> **Aim of the task**:
Return the listing below exactly, with the pictures dropped.

··· Material for this exercise

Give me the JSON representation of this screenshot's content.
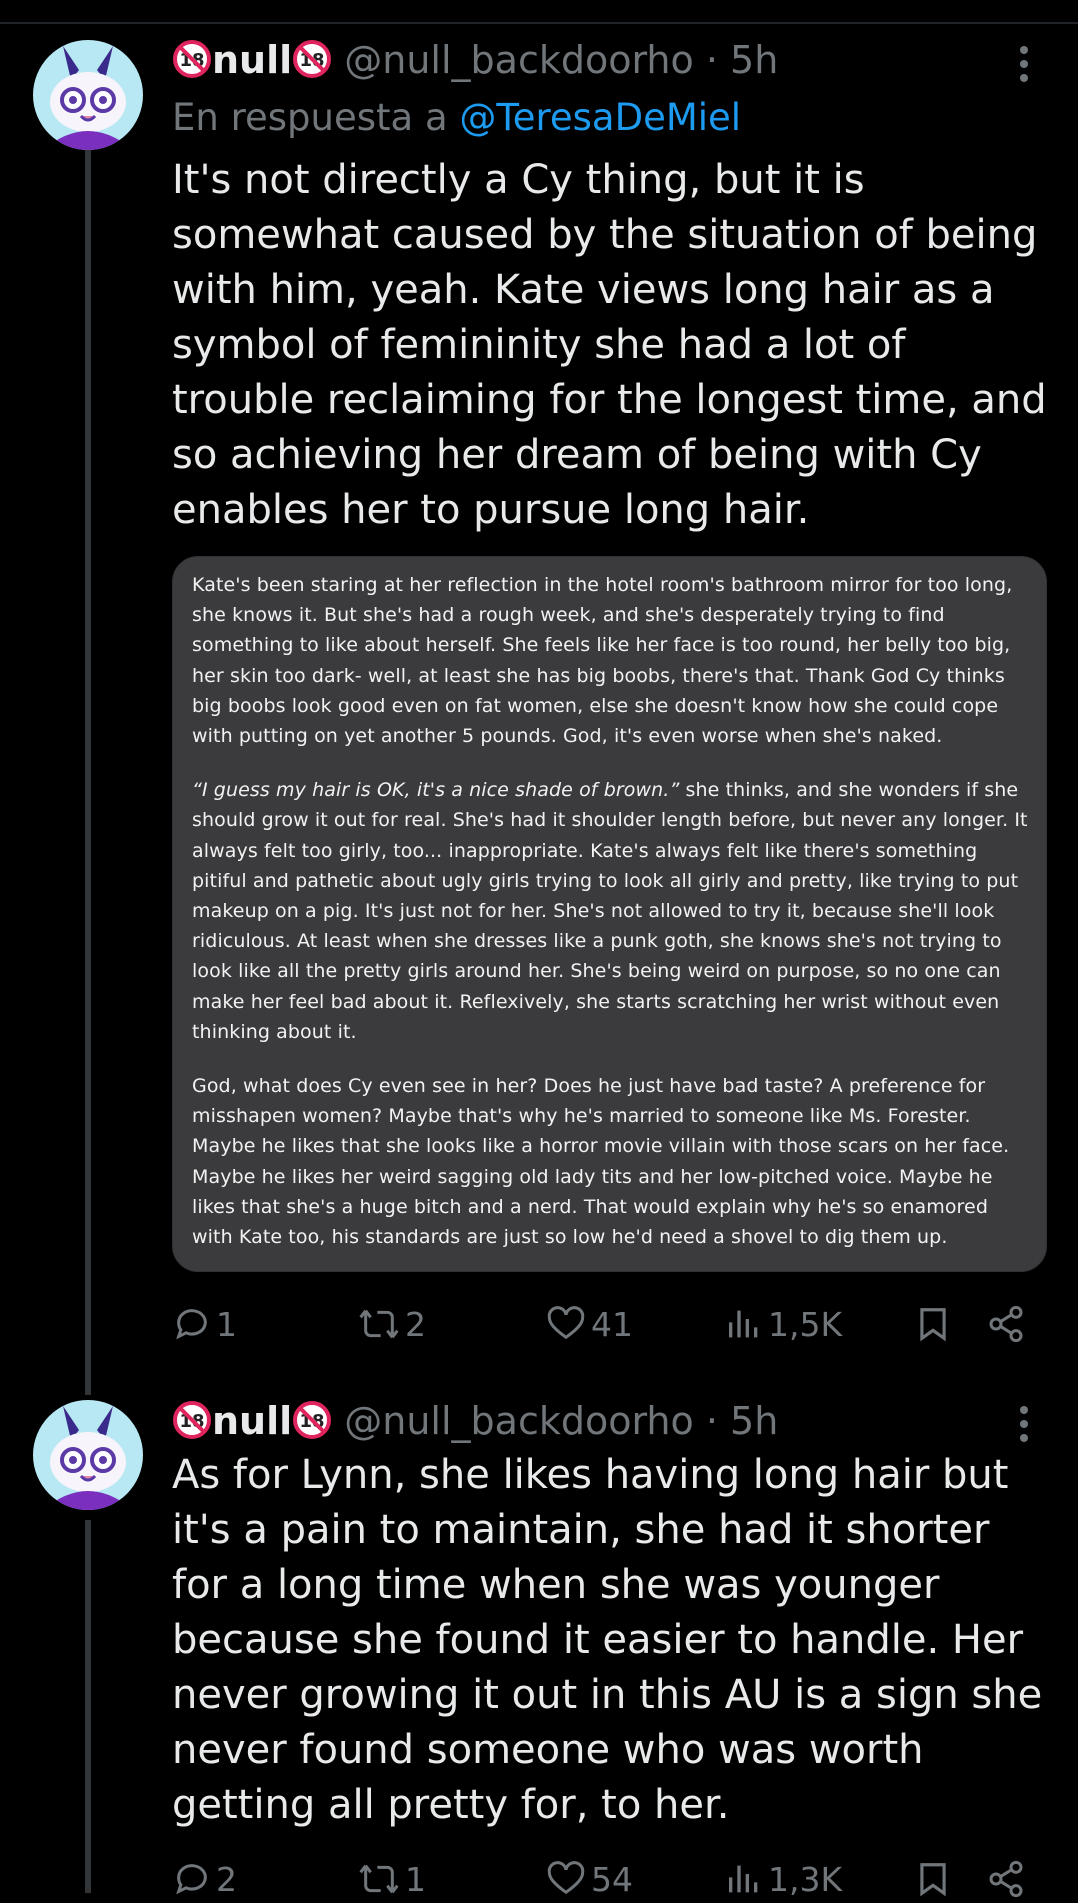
{
  "colors": {
    "background": "#000000",
    "text_primary": "#e7e9ea",
    "text_secondary": "#71767b",
    "link": "#1d9bf0",
    "thread_line": "#333639",
    "avatar_purple": "#7b2fbe",
    "avatar_bg": "#b7e8f3"
  },
  "posts": [
    {
      "display_name": "null",
      "badge_icon": "under-18-icon",
      "handle": "@null_backdoorho",
      "separator": "·",
      "time": "5h",
      "reply_prefix": "En respuesta a",
      "reply_mention": "@TeresaDeMiel",
      "text": "It's not directly a Cy thing, but it is somewhat caused by the situation of being with him, yeah. Kate views long hair as a symbol of femininity she had a lot of trouble reclaiming for the longest time, and so achieving her dream of being with Cy enables her to pursue long hair.",
      "attachment": {
        "paragraphs": [
          {
            "italic": "",
            "text": "Kate's been staring at her reflection in the hotel room's bathroom mirror for too long, she knows it. But she's had a rough week, and she's desperately trying to find something to like about herself. She feels like her face is too round, her belly too big, her skin too dark- well, at least she has big boobs, there's that. Thank God Cy thinks big boobs look good even on fat women, else she doesn't know how she could cope with putting on yet another 5 pounds. God, it's even worse when she's naked."
          },
          {
            "italic": "“I guess my hair is OK, it's a nice shade of brown.”",
            "text": " she thinks, and she wonders if she should grow it out for real. She's had it shoulder length before, but never any longer. It always felt too girly, too... inappropriate. Kate's always felt like there's something pitiful and pathetic about ugly girls trying to look all girly and pretty, like trying to put makeup on a pig. It's just not for her. She's not allowed to try it, because she'll look ridiculous. At least when she dresses like a punk goth, she knows she's not trying to look like all the pretty girls around her. She's being weird on purpose, so no one can make her feel bad about it. Reflexively, she starts scratching her wrist without even thinking about it."
          },
          {
            "italic": "",
            "text": "God, what does Cy even see in her? Does he just have bad taste? A preference for misshapen women? Maybe that's why he's married to someone like Ms. Forester. Maybe he likes that she looks like a horror movie villain with those scars on her face. Maybe he likes her weird sagging old lady tits and her low-pitched voice. Maybe he likes that she's a huge bitch and a nerd. That would explain why he's so enamored with Kate too, his standards are just so low he'd need a shovel to dig them up."
          }
        ]
      },
      "stats": {
        "replies": "1",
        "reposts": "2",
        "likes": "41",
        "views": "1,5K"
      }
    },
    {
      "display_name": "null",
      "badge_icon": "under-18-icon",
      "handle": "@null_backdoorho",
      "separator": "·",
      "time": "5h",
      "text": "As for Lynn, she likes having long hair but it's a pain to maintain, she had it shorter for a long time when she was younger because she found it easier to handle. Her never growing it out in this AU is a sign she never found someone who was worth getting all pretty for, to her.",
      "stats": {
        "replies": "2",
        "reposts": "1",
        "likes": "54",
        "views": "1,3K"
      }
    }
  ]
}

······

> **Exercise response**:
Give me the JSON representation of this screenshot's content.
{
  "colors": {
    "background": "#000000",
    "text_primary": "#e7e9ea",
    "text_secondary": "#71767b",
    "link": "#1d9bf0",
    "thread_line": "#333639",
    "avatar_purple": "#7b2fbe",
    "avatar_bg": "#b7e8f3"
  },
  "posts": [
    {
      "display_name": "null",
      "badge_icon": "under-18-icon",
      "handle": "@null_backdoorho",
      "separator": "·",
      "time": "5h",
      "reply_prefix": "En respuesta a",
      "reply_mention": "@TeresaDeMiel",
      "text": "It's not directly a Cy thing, but it is somewhat caused by the situation of being with him, yeah. Kate views long hair as a symbol of femininity she had a lot of trouble reclaiming for the longest time, and so achieving her dream of being with Cy enables her to pursue long hair.",
      "attachment": {
        "paragraphs": [
          {
            "italic": "",
            "text": "Kate's been staring at her reflection in the hotel room's bathroom mirror for too long, she knows it. But she's had a rough week, and she's desperately trying to find something to like about herself. She feels like her face is too round, her belly too big, her skin too dark- well, at least she has big boobs, there's that. Thank God Cy thinks big boobs look good even on fat women, else she doesn't know how she could cope with putting on yet another 5 pounds. God, it's even worse when she's naked."
          },
          {
            "italic": "“I guess my hair is OK, it's a nice shade of brown.”",
            "text": " she thinks, and she wonders if she should grow it out for real. She's had it shoulder length before, but never any longer. It always felt too girly, too... inappropriate. Kate's always felt like there's something pitiful and pathetic about ugly girls trying to look all girly and pretty, like trying to put makeup on a pig. It's just not for her. She's not allowed to try it, because she'll look ridiculous. At least when she dresses like a punk goth, she knows she's not trying to look like all the pretty girls around her. She's being weird on purpose, so no one can make her feel bad about it. Reflexively, she starts scratching her wrist without even thinking about it."
          },
          {
            "italic": "",
            "text": "God, what does Cy even see in her? Does he just have bad taste? A preference for misshapen women? Maybe that's why he's married to someone like Ms. Forester. Maybe he likes that she looks like a horror movie villain with those scars on her face. Maybe he likes her weird sagging old lady tits and her low-pitched voice. Maybe he likes that she's a huge bitch and a nerd. That would explain why he's so enamored with Kate too, his standards are just so low he'd need a shovel to dig them up."
          }
        ]
      },
      "stats": {
        "replies": "1",
        "reposts": "2",
        "likes": "41",
        "views": "1,5K"
      }
    },
    {
      "display_name": "null",
      "badge_icon": "under-18-icon",
      "handle": "@null_backdoorho",
      "separator": "·",
      "time": "5h",
      "text": "As for Lynn, she likes having long hair but it's a pain to maintain, she had it shorter for a long time when she was younger because she found it easier to handle. Her never growing it out in this AU is a sign she never found someone who was worth getting all pretty for, to her.",
      "stats": {
        "replies": "2",
        "reposts": "1",
        "likes": "54",
        "views": "1,3K"
      }
    }
  ]
}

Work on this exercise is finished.